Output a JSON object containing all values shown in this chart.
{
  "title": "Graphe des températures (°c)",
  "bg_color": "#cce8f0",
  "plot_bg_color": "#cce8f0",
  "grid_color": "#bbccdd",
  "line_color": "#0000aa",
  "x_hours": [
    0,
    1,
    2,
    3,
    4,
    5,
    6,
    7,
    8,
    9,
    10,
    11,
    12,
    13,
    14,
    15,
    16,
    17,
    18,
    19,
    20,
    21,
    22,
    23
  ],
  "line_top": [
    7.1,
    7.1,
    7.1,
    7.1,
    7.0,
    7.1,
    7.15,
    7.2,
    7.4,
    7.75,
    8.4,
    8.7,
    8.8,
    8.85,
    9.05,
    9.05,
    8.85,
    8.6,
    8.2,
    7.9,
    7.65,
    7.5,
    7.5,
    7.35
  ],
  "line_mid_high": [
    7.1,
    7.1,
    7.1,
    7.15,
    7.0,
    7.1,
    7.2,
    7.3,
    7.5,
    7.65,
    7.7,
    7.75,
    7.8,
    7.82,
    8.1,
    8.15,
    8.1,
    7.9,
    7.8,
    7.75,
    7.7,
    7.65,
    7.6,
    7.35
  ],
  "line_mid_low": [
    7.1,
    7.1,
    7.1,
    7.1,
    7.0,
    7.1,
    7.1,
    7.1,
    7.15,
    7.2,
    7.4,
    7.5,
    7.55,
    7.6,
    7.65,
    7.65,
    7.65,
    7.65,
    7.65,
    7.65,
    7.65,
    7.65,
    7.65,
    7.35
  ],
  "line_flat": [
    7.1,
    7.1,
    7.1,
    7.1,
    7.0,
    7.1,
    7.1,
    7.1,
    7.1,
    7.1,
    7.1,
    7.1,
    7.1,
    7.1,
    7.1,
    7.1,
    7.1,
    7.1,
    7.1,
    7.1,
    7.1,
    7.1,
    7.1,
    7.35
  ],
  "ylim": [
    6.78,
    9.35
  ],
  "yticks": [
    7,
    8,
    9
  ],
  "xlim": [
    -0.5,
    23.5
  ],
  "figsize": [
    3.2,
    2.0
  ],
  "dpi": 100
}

Objective — From the data above, extract every line in its exact form.

Answer to the task —
Output a JSON object containing all values shown in this chart.
{
  "title": "Graphe des températures (°c)",
  "bg_color": "#cce8f0",
  "plot_bg_color": "#cce8f0",
  "grid_color": "#bbccdd",
  "line_color": "#0000aa",
  "x_hours": [
    0,
    1,
    2,
    3,
    4,
    5,
    6,
    7,
    8,
    9,
    10,
    11,
    12,
    13,
    14,
    15,
    16,
    17,
    18,
    19,
    20,
    21,
    22,
    23
  ],
  "line_top": [
    7.1,
    7.1,
    7.1,
    7.1,
    7.0,
    7.1,
    7.15,
    7.2,
    7.4,
    7.75,
    8.4,
    8.7,
    8.8,
    8.85,
    9.05,
    9.05,
    8.85,
    8.6,
    8.2,
    7.9,
    7.65,
    7.5,
    7.5,
    7.35
  ],
  "line_mid_high": [
    7.1,
    7.1,
    7.1,
    7.15,
    7.0,
    7.1,
    7.2,
    7.3,
    7.5,
    7.65,
    7.7,
    7.75,
    7.8,
    7.82,
    8.1,
    8.15,
    8.1,
    7.9,
    7.8,
    7.75,
    7.7,
    7.65,
    7.6,
    7.35
  ],
  "line_mid_low": [
    7.1,
    7.1,
    7.1,
    7.1,
    7.0,
    7.1,
    7.1,
    7.1,
    7.15,
    7.2,
    7.4,
    7.5,
    7.55,
    7.6,
    7.65,
    7.65,
    7.65,
    7.65,
    7.65,
    7.65,
    7.65,
    7.65,
    7.65,
    7.35
  ],
  "line_flat": [
    7.1,
    7.1,
    7.1,
    7.1,
    7.0,
    7.1,
    7.1,
    7.1,
    7.1,
    7.1,
    7.1,
    7.1,
    7.1,
    7.1,
    7.1,
    7.1,
    7.1,
    7.1,
    7.1,
    7.1,
    7.1,
    7.1,
    7.1,
    7.35
  ],
  "ylim": [
    6.78,
    9.35
  ],
  "yticks": [
    7,
    8,
    9
  ],
  "xlim": [
    -0.5,
    23.5
  ],
  "figsize": [
    3.2,
    2.0
  ],
  "dpi": 100
}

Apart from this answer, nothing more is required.